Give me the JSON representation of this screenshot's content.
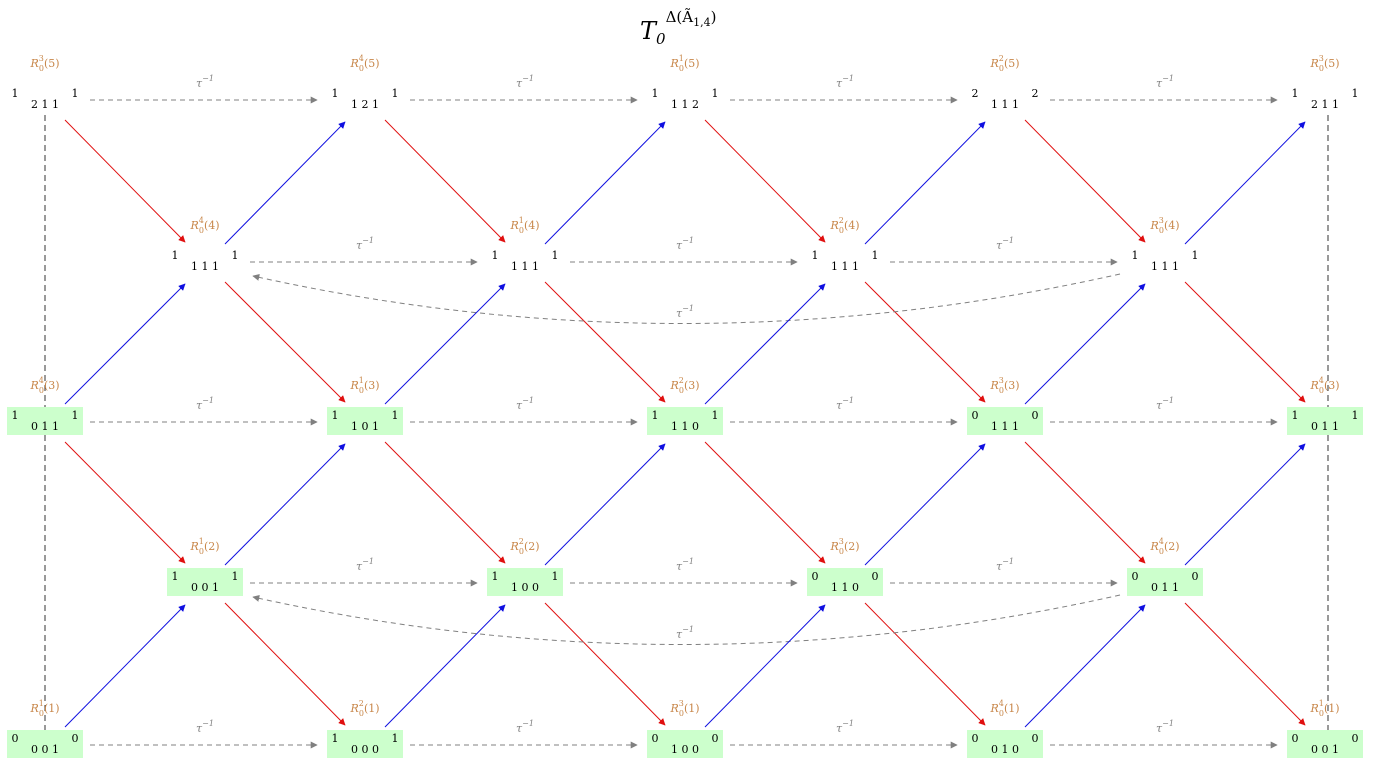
{
  "title": {
    "base": "T",
    "sub": "0",
    "sup": "Δ(Ã",
    "sup_sub": "1,4",
    "sup_close": ")"
  },
  "tau_label": {
    "base": "τ",
    "sup": "−1"
  },
  "rows": [
    [
      {
        "name": {
          "base": "R",
          "sub": "0",
          "sup": "3",
          "arg": "(5)"
        },
        "left": "1",
        "middle": "2 1 1",
        "right": "1",
        "highlight": false
      },
      {
        "name": {
          "base": "R",
          "sub": "0",
          "sup": "4",
          "arg": "(5)"
        },
        "left": "1",
        "middle": "1 2 1",
        "right": "1",
        "highlight": false
      },
      {
        "name": {
          "base": "R",
          "sub": "0",
          "sup": "1",
          "arg": "(5)"
        },
        "left": "1",
        "middle": "1 1 2",
        "right": "1",
        "highlight": false
      },
      {
        "name": {
          "base": "R",
          "sub": "0",
          "sup": "2",
          "arg": "(5)"
        },
        "left": "2",
        "middle": "1 1 1",
        "right": "2",
        "highlight": false
      },
      {
        "name": {
          "base": "R",
          "sub": "0",
          "sup": "3",
          "arg": "(5)"
        },
        "left": "1",
        "middle": "2 1 1",
        "right": "1",
        "highlight": false
      }
    ],
    [
      {
        "name": {
          "base": "R",
          "sub": "0",
          "sup": "4",
          "arg": "(4)"
        },
        "left": "1",
        "middle": "1 1 1",
        "right": "1",
        "highlight": false
      },
      {
        "name": {
          "base": "R",
          "sub": "0",
          "sup": "1",
          "arg": "(4)"
        },
        "left": "1",
        "middle": "1 1 1",
        "right": "1",
        "highlight": false
      },
      {
        "name": {
          "base": "R",
          "sub": "0",
          "sup": "2",
          "arg": "(4)"
        },
        "left": "1",
        "middle": "1 1 1",
        "right": "1",
        "highlight": false
      },
      {
        "name": {
          "base": "R",
          "sub": "0",
          "sup": "3",
          "arg": "(4)"
        },
        "left": "1",
        "middle": "1 1 1",
        "right": "1",
        "highlight": false
      }
    ],
    [
      {
        "name": {
          "base": "R",
          "sub": "0",
          "sup": "4",
          "arg": "(3)"
        },
        "left": "1",
        "middle": "0 1 1",
        "right": "1",
        "highlight": true
      },
      {
        "name": {
          "base": "R",
          "sub": "0",
          "sup": "1",
          "arg": "(3)"
        },
        "left": "1",
        "middle": "1 0 1",
        "right": "1",
        "highlight": true
      },
      {
        "name": {
          "base": "R",
          "sub": "0",
          "sup": "2",
          "arg": "(3)"
        },
        "left": "1",
        "middle": "1 1 0",
        "right": "1",
        "highlight": true
      },
      {
        "name": {
          "base": "R",
          "sub": "0",
          "sup": "3",
          "arg": "(3)"
        },
        "left": "0",
        "middle": "1 1 1",
        "right": "0",
        "highlight": true
      },
      {
        "name": {
          "base": "R",
          "sub": "0",
          "sup": "4",
          "arg": "(3)"
        },
        "left": "1",
        "middle": "0 1 1",
        "right": "1",
        "highlight": true
      }
    ],
    [
      {
        "name": {
          "base": "R",
          "sub": "0",
          "sup": "1",
          "arg": "(2)"
        },
        "left": "1",
        "middle": "0 0 1",
        "right": "1",
        "highlight": true
      },
      {
        "name": {
          "base": "R",
          "sub": "0",
          "sup": "2",
          "arg": "(2)"
        },
        "left": "1",
        "middle": "1 0 0",
        "right": "1",
        "highlight": true
      },
      {
        "name": {
          "base": "R",
          "sub": "0",
          "sup": "3",
          "arg": "(2)"
        },
        "left": "0",
        "middle": "1 1 0",
        "right": "0",
        "highlight": true
      },
      {
        "name": {
          "base": "R",
          "sub": "0",
          "sup": "4",
          "arg": "(2)"
        },
        "left": "0",
        "middle": "0 1 1",
        "right": "0",
        "highlight": true
      }
    ],
    [
      {
        "name": {
          "base": "R",
          "sub": "0",
          "sup": "1",
          "arg": "(1)"
        },
        "left": "0",
        "middle": "0 0 1",
        "right": "0",
        "highlight": true
      },
      {
        "name": {
          "base": "R",
          "sub": "0",
          "sup": "2",
          "arg": "(1)"
        },
        "left": "1",
        "middle": "0 0 0",
        "right": "1",
        "highlight": true
      },
      {
        "name": {
          "base": "R",
          "sub": "0",
          "sup": "3",
          "arg": "(1)"
        },
        "left": "0",
        "middle": "1 0 0",
        "right": "0",
        "highlight": true
      },
      {
        "name": {
          "base": "R",
          "sub": "0",
          "sup": "4",
          "arg": "(1)"
        },
        "left": "0",
        "middle": "0 1 0",
        "right": "0",
        "highlight": true
      },
      {
        "name": {
          "base": "R",
          "sub": "0",
          "sup": "1",
          "arg": "(1)"
        },
        "left": "0",
        "middle": "0 0 1",
        "right": "0",
        "highlight": true
      }
    ]
  ]
}
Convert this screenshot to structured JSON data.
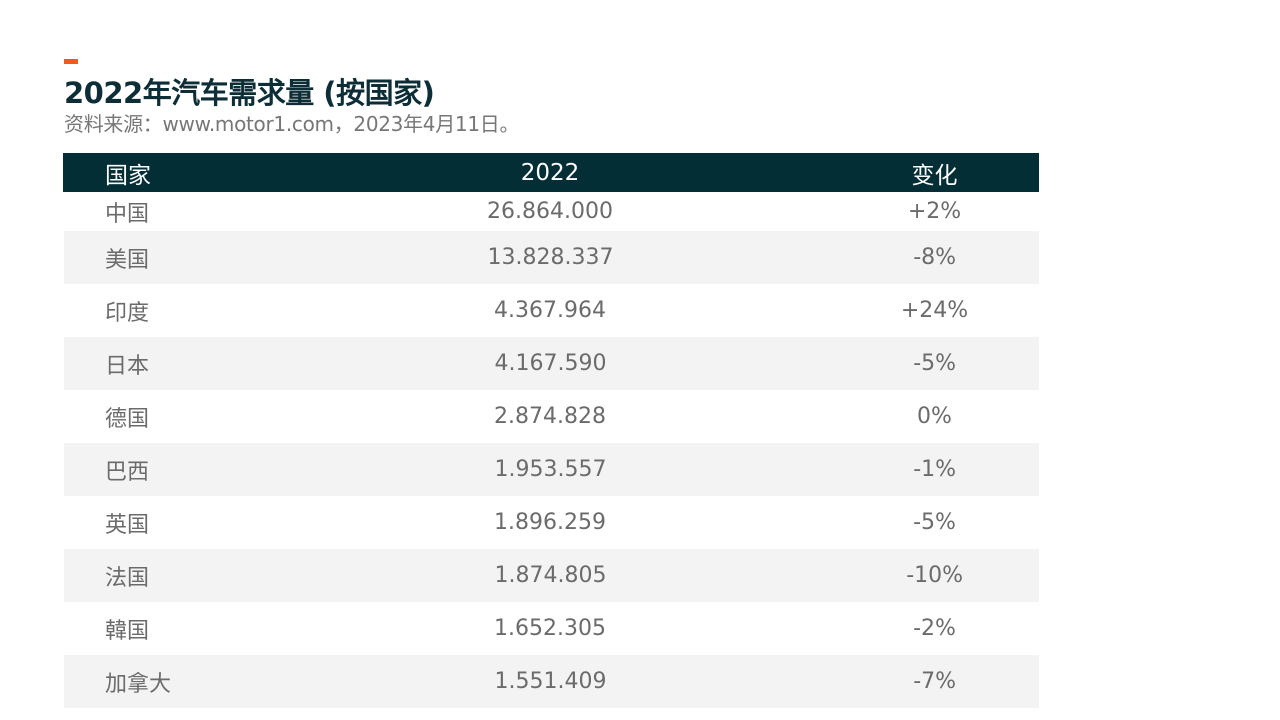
{
  "title": "2022年汽车需求量 (按国家)",
  "subtitle": "资料来源：www.motor1.com，2023年4月11日。",
  "colors": {
    "accent": "#f05a1a",
    "header_bg": "#032e36",
    "title_color": "#0d2e36",
    "row_alt_bg": "#f3f3f3"
  },
  "table": {
    "headers": [
      "国家",
      "2022",
      "变化"
    ],
    "rows": [
      {
        "country": "中国",
        "value": "26.864.000",
        "change": "+2%"
      },
      {
        "country": "美国",
        "value": "13.828.337",
        "change": "-8%"
      },
      {
        "country": "印度",
        "value": "4.367.964",
        "change": "+24%"
      },
      {
        "country": "日本",
        "value": "4.167.590",
        "change": "-5%"
      },
      {
        "country": "德国",
        "value": "2.874.828",
        "change": "0%"
      },
      {
        "country": "巴西",
        "value": "1.953.557",
        "change": "-1%"
      },
      {
        "country": "英国",
        "value": "1.896.259",
        "change": "-5%"
      },
      {
        "country": "法国",
        "value": "1.874.805",
        "change": "-10%"
      },
      {
        "country": "韓国",
        "value": "1.652.305",
        "change": "-2%"
      },
      {
        "country": "加拿大",
        "value": "1.551.409",
        "change": "-7%"
      }
    ]
  }
}
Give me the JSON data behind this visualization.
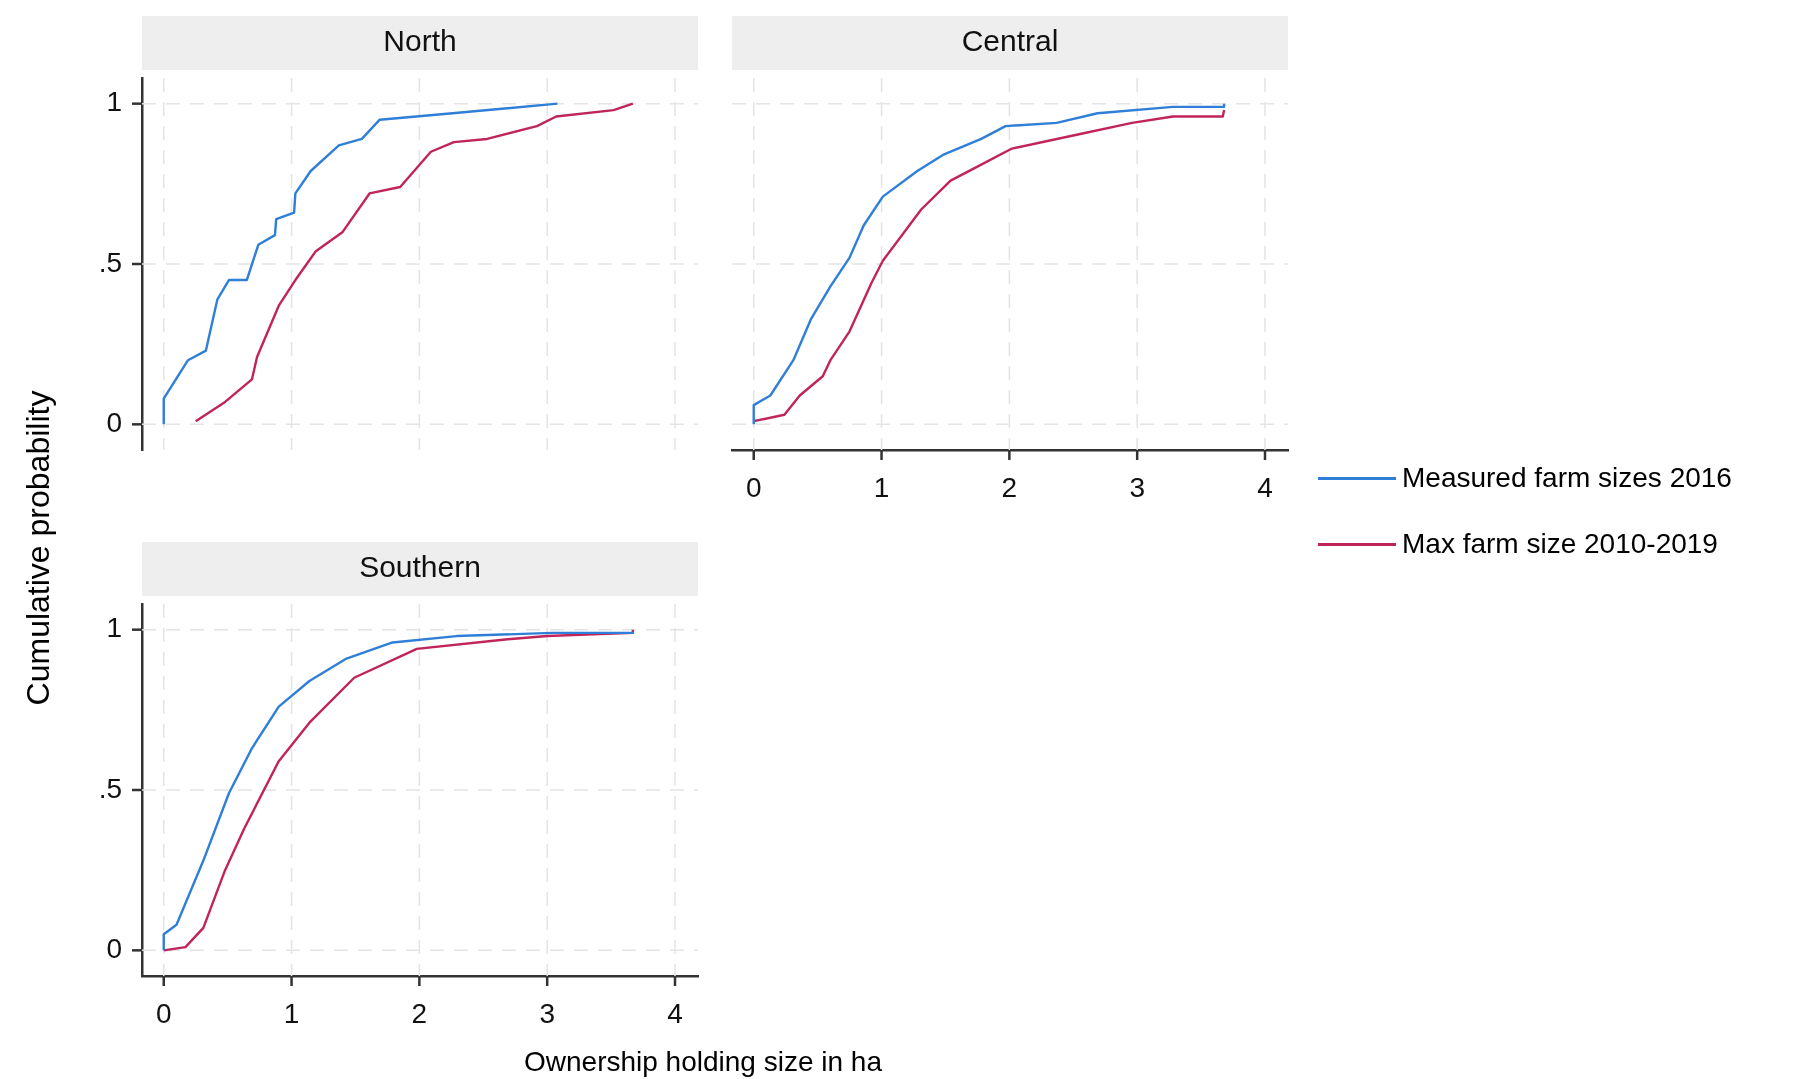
{
  "chart_data": [
    {
      "type": "line",
      "title": "North",
      "ylabel": "Cumulative probability",
      "xlim": [
        -0.17,
        4.18
      ],
      "ylim": [
        -0.08,
        1.08
      ],
      "xticks": [
        0,
        1,
        2,
        3,
        4
      ],
      "yticks": [
        0,
        {
          "value": 0.5,
          "label": ".5"
        },
        1
      ],
      "grid": true,
      "tick_labels": "y",
      "series": [
        {
          "color": "#2f7fd8",
          "x": [
            0,
            0,
            0.19,
            0.33,
            0.42,
            0.51,
            0.65,
            0.74,
            0.87,
            0.88,
            1.02,
            1.03,
            1.15,
            1.37,
            1.55,
            1.69,
            2.26,
            3.08
          ],
          "values": [
            0,
            0.08,
            0.2,
            0.23,
            0.39,
            0.45,
            0.45,
            0.56,
            0.59,
            0.64,
            0.66,
            0.72,
            0.79,
            0.87,
            0.89,
            0.95,
            0.97,
            1.0
          ]
        },
        {
          "color": "#c0245a",
          "x": [
            0.25,
            0.48,
            0.69,
            0.73,
            0.9,
            1.03,
            1.19,
            1.4,
            1.61,
            1.85,
            2.09,
            2.27,
            2.53,
            2.92,
            3.07,
            3.52,
            3.67
          ],
          "values": [
            0.01,
            0.07,
            0.14,
            0.21,
            0.37,
            0.45,
            0.54,
            0.6,
            0.72,
            0.74,
            0.85,
            0.88,
            0.89,
            0.93,
            0.96,
            0.98,
            1.0
          ]
        }
      ]
    },
    {
      "type": "line",
      "title": "Central",
      "xlim": [
        -0.17,
        4.18
      ],
      "ylim": [
        -0.08,
        1.08
      ],
      "xticks": [
        0,
        1,
        2,
        3,
        4
      ],
      "yticks": [
        0,
        0.5,
        1
      ],
      "grid": true,
      "tick_labels": "x",
      "legend": "right",
      "series": [
        {
          "name": "Measured farm sizes 2016",
          "color": "#2f7fd8",
          "x": [
            0,
            0,
            0.13,
            0.31,
            0.45,
            0.6,
            0.75,
            0.86,
            1.01,
            1.28,
            1.48,
            1.78,
            1.97,
            2.37,
            2.69,
            3.28,
            3.68,
            3.68
          ],
          "values": [
            0,
            0.06,
            0.09,
            0.2,
            0.33,
            0.43,
            0.52,
            0.62,
            0.71,
            0.79,
            0.84,
            0.89,
            0.93,
            0.94,
            0.97,
            0.99,
            0.99,
            1.0
          ]
        },
        {
          "name": "Max farm size 2010-2019",
          "color": "#c0245a",
          "x": [
            0,
            0.24,
            0.36,
            0.54,
            0.6,
            0.75,
            0.92,
            1.01,
            1.31,
            1.54,
            1.78,
            2.02,
            2.49,
            2.96,
            3.28,
            3.67,
            3.68
          ],
          "values": [
            0.01,
            0.03,
            0.09,
            0.15,
            0.2,
            0.29,
            0.44,
            0.51,
            0.67,
            0.76,
            0.81,
            0.86,
            0.9,
            0.94,
            0.96,
            0.96,
            0.98
          ]
        }
      ]
    },
    {
      "type": "line",
      "title": "Southern",
      "xlabel": "Ownership holding size in ha",
      "xlim": [
        -0.17,
        4.18
      ],
      "ylim": [
        -0.08,
        1.08
      ],
      "xticks": [
        0,
        1,
        2,
        3,
        4
      ],
      "yticks": [
        0,
        {
          "value": 0.5,
          "label": ".5"
        },
        1
      ],
      "grid": true,
      "series": [
        {
          "color": "#2f7fd8",
          "x": [
            0,
            0,
            0.1,
            0.31,
            0.51,
            0.69,
            0.9,
            1.14,
            1.43,
            1.79,
            2.29,
            3.04,
            3.68
          ],
          "values": [
            0,
            0.05,
            0.08,
            0.28,
            0.49,
            0.63,
            0.76,
            0.84,
            0.91,
            0.96,
            0.98,
            0.99,
            0.99
          ]
        },
        {
          "color": "#c0245a",
          "x": [
            0,
            0.17,
            0.31,
            0.48,
            0.63,
            0.9,
            1.14,
            1.49,
            1.98,
            2.69,
            3.0,
            3.67,
            3.67
          ],
          "values": [
            0,
            0.01,
            0.07,
            0.25,
            0.38,
            0.59,
            0.71,
            0.85,
            0.94,
            0.97,
            0.98,
            0.99,
            1.0
          ]
        }
      ]
    }
  ]
}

________________

**Exercise instructions**: Looking back at the lines above, state how many contain the word "country", and supply nothing besides the number.

**Task output**: 10